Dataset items
◇ ◇ ◇ ◇ ◇
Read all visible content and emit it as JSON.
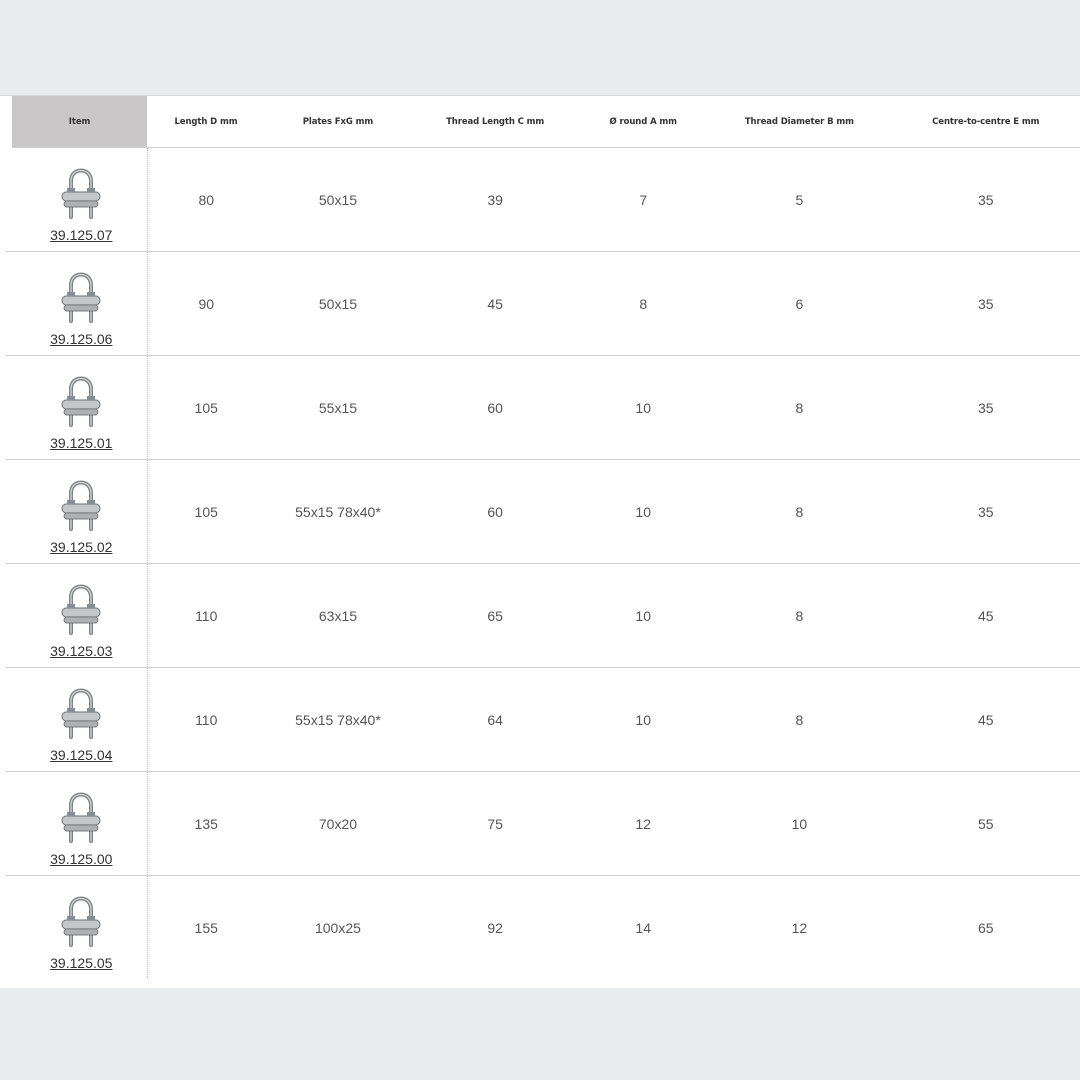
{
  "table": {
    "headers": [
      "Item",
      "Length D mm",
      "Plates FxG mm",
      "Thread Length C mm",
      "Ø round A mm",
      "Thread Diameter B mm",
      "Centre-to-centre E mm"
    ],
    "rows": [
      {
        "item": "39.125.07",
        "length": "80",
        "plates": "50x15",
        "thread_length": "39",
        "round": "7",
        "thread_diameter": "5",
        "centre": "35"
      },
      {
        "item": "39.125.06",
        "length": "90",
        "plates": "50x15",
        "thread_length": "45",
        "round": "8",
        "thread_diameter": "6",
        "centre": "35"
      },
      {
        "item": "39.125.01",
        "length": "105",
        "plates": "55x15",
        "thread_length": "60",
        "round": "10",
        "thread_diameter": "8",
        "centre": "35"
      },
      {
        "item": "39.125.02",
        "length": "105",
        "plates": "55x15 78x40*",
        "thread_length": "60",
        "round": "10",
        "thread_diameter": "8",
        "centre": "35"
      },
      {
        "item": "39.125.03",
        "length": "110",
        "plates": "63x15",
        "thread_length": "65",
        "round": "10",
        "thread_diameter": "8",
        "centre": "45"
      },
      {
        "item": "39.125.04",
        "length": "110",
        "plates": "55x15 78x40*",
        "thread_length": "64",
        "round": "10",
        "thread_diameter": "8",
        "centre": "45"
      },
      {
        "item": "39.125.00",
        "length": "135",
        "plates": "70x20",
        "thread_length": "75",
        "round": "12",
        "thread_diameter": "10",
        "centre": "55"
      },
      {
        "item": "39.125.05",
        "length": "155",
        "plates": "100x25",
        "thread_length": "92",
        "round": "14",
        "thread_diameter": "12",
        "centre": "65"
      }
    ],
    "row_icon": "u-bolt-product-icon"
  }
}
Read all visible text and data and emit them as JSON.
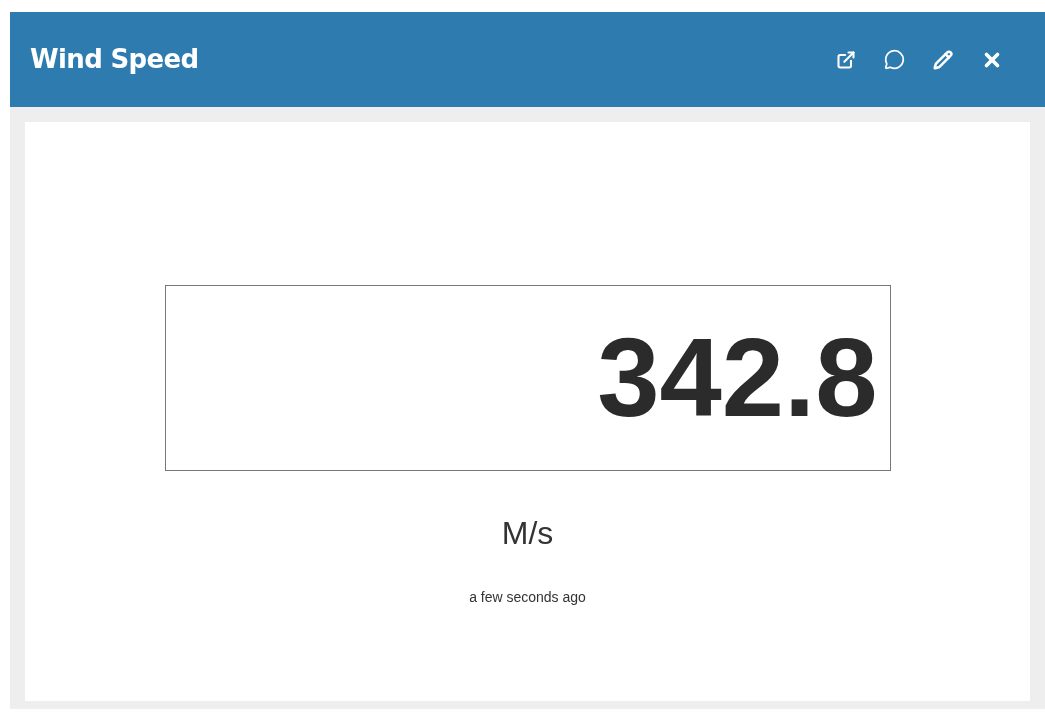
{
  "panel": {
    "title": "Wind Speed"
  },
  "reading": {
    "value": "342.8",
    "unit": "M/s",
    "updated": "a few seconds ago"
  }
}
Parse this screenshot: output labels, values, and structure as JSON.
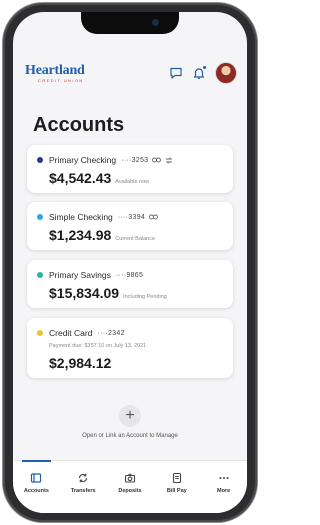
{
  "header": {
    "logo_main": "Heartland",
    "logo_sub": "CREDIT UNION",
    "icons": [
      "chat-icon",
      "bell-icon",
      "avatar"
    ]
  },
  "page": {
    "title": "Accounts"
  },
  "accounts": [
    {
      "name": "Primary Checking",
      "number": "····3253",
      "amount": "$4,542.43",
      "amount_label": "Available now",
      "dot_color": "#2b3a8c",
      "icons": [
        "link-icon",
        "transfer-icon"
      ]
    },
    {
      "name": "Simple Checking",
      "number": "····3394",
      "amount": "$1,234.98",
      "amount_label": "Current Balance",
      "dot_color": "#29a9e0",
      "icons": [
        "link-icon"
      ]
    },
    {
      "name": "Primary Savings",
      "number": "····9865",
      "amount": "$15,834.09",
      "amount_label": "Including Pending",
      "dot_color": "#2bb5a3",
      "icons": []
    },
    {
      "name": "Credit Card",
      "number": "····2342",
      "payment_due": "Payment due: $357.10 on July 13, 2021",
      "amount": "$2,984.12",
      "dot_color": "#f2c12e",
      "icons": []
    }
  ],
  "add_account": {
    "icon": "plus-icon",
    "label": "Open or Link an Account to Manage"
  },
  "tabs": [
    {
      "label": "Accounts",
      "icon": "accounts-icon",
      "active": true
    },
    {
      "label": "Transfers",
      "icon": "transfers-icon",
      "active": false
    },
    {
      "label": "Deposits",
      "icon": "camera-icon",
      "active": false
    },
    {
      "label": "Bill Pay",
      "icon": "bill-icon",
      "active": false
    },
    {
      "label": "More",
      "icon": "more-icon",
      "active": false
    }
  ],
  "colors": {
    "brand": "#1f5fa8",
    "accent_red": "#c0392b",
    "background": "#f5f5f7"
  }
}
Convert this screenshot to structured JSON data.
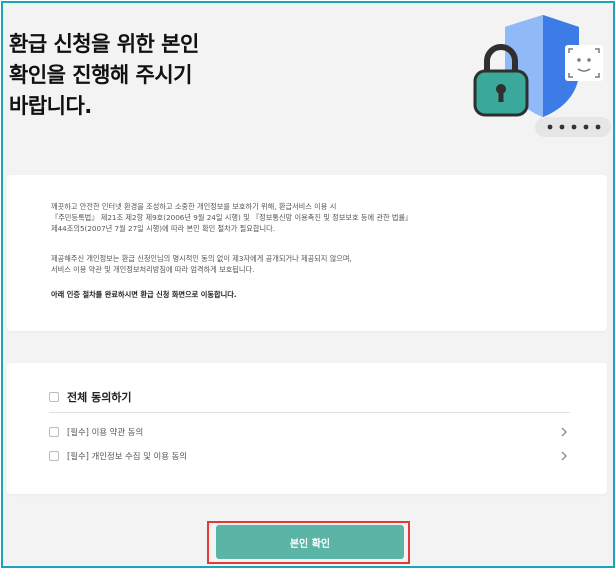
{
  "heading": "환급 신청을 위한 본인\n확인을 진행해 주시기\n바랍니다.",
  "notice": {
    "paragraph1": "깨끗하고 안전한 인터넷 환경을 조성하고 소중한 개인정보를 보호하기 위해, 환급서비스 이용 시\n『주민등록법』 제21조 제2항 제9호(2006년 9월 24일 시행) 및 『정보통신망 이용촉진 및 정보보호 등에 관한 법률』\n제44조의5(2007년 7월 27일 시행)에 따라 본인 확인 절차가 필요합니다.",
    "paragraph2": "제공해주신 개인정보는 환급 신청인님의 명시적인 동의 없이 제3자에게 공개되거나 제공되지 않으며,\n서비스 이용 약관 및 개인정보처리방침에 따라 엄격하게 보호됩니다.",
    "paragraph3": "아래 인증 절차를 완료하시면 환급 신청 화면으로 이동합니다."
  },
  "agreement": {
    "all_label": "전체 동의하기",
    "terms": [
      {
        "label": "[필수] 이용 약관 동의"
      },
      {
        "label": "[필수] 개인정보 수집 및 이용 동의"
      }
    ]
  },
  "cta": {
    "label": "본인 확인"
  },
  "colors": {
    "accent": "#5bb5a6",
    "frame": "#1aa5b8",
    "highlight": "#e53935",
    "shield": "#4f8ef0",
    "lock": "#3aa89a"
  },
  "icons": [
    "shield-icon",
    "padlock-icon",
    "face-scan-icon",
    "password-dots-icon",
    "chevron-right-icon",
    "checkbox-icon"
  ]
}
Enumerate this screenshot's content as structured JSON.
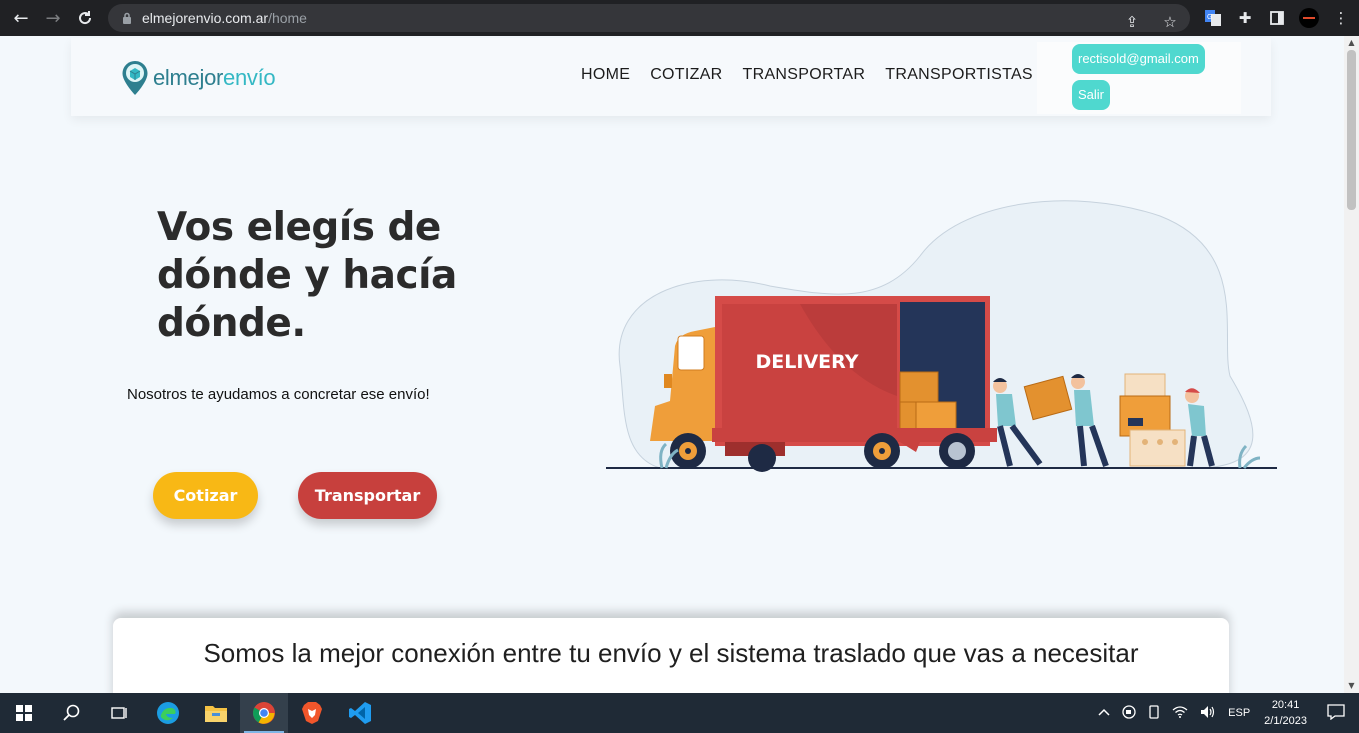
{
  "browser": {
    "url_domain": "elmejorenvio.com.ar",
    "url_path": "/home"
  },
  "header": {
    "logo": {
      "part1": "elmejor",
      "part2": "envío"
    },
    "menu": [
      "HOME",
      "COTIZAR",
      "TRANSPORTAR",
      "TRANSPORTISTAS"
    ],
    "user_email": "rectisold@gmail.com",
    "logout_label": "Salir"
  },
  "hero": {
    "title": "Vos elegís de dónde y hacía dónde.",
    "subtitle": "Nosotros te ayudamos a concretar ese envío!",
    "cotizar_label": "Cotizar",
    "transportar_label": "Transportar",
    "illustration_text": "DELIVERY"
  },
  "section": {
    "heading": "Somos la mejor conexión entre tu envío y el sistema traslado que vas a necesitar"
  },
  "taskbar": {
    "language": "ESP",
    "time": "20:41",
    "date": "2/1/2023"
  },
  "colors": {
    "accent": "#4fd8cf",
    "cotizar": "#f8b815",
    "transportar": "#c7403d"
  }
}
◇ ◇ ◇ ◇ ◇
# [Exercise]
Pictures are excluded; copy every other part of the records exactly.

# [Solution]
Read all visible content and emit it as JSON.
{
  "table": {
    "headers": [
      "Item",
      "Length D mm",
      "Plates FxG mm",
      "Thread Length C mm",
      "Ø round A mm",
      "Thread Diameter B mm",
      "Centre-to-centre E mm"
    ],
    "rows": [
      {
        "item": "39.125.07",
        "length": "80",
        "plates": "50x15",
        "thread_length": "39",
        "round": "7",
        "thread_diameter": "5",
        "centre": "35"
      },
      {
        "item": "39.125.06",
        "length": "90",
        "plates": "50x15",
        "thread_length": "45",
        "round": "8",
        "thread_diameter": "6",
        "centre": "35"
      },
      {
        "item": "39.125.01",
        "length": "105",
        "plates": "55x15",
        "thread_length": "60",
        "round": "10",
        "thread_diameter": "8",
        "centre": "35"
      },
      {
        "item": "39.125.02",
        "length": "105",
        "plates": "55x15 78x40*",
        "thread_length": "60",
        "round": "10",
        "thread_diameter": "8",
        "centre": "35"
      },
      {
        "item": "39.125.03",
        "length": "110",
        "plates": "63x15",
        "thread_length": "65",
        "round": "10",
        "thread_diameter": "8",
        "centre": "45"
      },
      {
        "item": "39.125.04",
        "length": "110",
        "plates": "55x15 78x40*",
        "thread_length": "64",
        "round": "10",
        "thread_diameter": "8",
        "centre": "45"
      },
      {
        "item": "39.125.00",
        "length": "135",
        "plates": "70x20",
        "thread_length": "75",
        "round": "12",
        "thread_diameter": "10",
        "centre": "55"
      },
      {
        "item": "39.125.05",
        "length": "155",
        "plates": "100x25",
        "thread_length": "92",
        "round": "14",
        "thread_diameter": "12",
        "centre": "65"
      }
    ],
    "row_icon": "u-bolt-product-icon"
  }
}
Read all visible text and data and emit them as JSON.
{
  "panel": {
    "title": "Wind Speed"
  },
  "reading": {
    "value": "342.8",
    "unit": "M/s",
    "updated": "a few seconds ago"
  }
}
Parse this screenshot: output labels, values, and structure as JSON.
{
  "header": {
    "logo_main": "Heartland",
    "logo_sub": "CREDIT UNION",
    "icons": [
      "chat-icon",
      "bell-icon",
      "avatar"
    ]
  },
  "page": {
    "title": "Accounts"
  },
  "accounts": [
    {
      "name": "Primary Checking",
      "number": "····3253",
      "amount": "$4,542.43",
      "amount_label": "Available now",
      "dot_color": "#2b3a8c",
      "icons": [
        "link-icon",
        "transfer-icon"
      ]
    },
    {
      "name": "Simple Checking",
      "number": "····3394",
      "amount": "$1,234.98",
      "amount_label": "Current Balance",
      "dot_color": "#29a9e0",
      "icons": [
        "link-icon"
      ]
    },
    {
      "name": "Primary Savings",
      "number": "····9865",
      "amount": "$15,834.09",
      "amount_label": "Including Pending",
      "dot_color": "#2bb5a3",
      "icons": []
    },
    {
      "name": "Credit Card",
      "number": "····2342",
      "payment_due": "Payment due: $357.10 on July 13, 2021",
      "amount": "$2,984.12",
      "dot_color": "#f2c12e",
      "icons": []
    }
  ],
  "add_account": {
    "icon": "plus-icon",
    "label": "Open or Link an Account to Manage"
  },
  "tabs": [
    {
      "label": "Accounts",
      "icon": "accounts-icon",
      "active": true
    },
    {
      "label": "Transfers",
      "icon": "transfers-icon",
      "active": false
    },
    {
      "label": "Deposits",
      "icon": "camera-icon",
      "active": false
    },
    {
      "label": "Bill Pay",
      "icon": "bill-icon",
      "active": false
    },
    {
      "label": "More",
      "icon": "more-icon",
      "active": false
    }
  ],
  "colors": {
    "brand": "#1f5fa8",
    "accent_red": "#c0392b",
    "background": "#f5f5f7"
  }
}
Convert this screenshot to structured JSON data.
{
  "heading": "환급 신청을 위한 본인\n확인을 진행해 주시기\n바랍니다.",
  "notice": {
    "paragraph1": "깨끗하고 안전한 인터넷 환경을 조성하고 소중한 개인정보를 보호하기 위해, 환급서비스 이용 시\n『주민등록법』 제21조 제2항 제9호(2006년 9월 24일 시행) 및 『정보통신망 이용촉진 및 정보보호 등에 관한 법률』\n제44조의5(2007년 7월 27일 시행)에 따라 본인 확인 절차가 필요합니다.",
    "paragraph2": "제공해주신 개인정보는 환급 신청인님의 명시적인 동의 없이 제3자에게 공개되거나 제공되지 않으며,\n서비스 이용 약관 및 개인정보처리방침에 따라 엄격하게 보호됩니다.",
    "paragraph3": "아래 인증 절차를 완료하시면 환급 신청 화면으로 이동합니다."
  },
  "agreement": {
    "all_label": "전체 동의하기",
    "terms": [
      {
        "label": "[필수] 이용 약관 동의"
      },
      {
        "label": "[필수] 개인정보 수집 및 이용 동의"
      }
    ]
  },
  "cta": {
    "label": "본인 확인"
  },
  "colors": {
    "accent": "#5bb5a6",
    "frame": "#1aa5b8",
    "highlight": "#e53935",
    "shield": "#4f8ef0",
    "lock": "#3aa89a"
  },
  "icons": [
    "shield-icon",
    "padlock-icon",
    "face-scan-icon",
    "password-dots-icon",
    "chevron-right-icon",
    "checkbox-icon"
  ]
}
Enumerate this screenshot's content as structured JSON.
{
  "browser": {
    "url_domain": "elmejorenvio.com.ar",
    "url_path": "/home"
  },
  "header": {
    "logo": {
      "part1": "elmejor",
      "part2": "envío"
    },
    "menu": [
      "HOME",
      "COTIZAR",
      "TRANSPORTAR",
      "TRANSPORTISTAS"
    ],
    "user_email": "rectisold@gmail.com",
    "logout_label": "Salir"
  },
  "hero": {
    "title": "Vos elegís de dónde y hacía dónde.",
    "subtitle": "Nosotros te ayudamos a concretar ese envío!",
    "cotizar_label": "Cotizar",
    "transportar_label": "Transportar",
    "illustration_text": "DELIVERY"
  },
  "section": {
    "heading": "Somos la mejor conexión entre tu envío y el sistema traslado que vas a necesitar"
  },
  "taskbar": {
    "language": "ESP",
    "time": "20:41",
    "date": "2/1/2023"
  },
  "colors": {
    "accent": "#4fd8cf",
    "cotizar": "#f8b815",
    "transportar": "#c7403d"
  }
}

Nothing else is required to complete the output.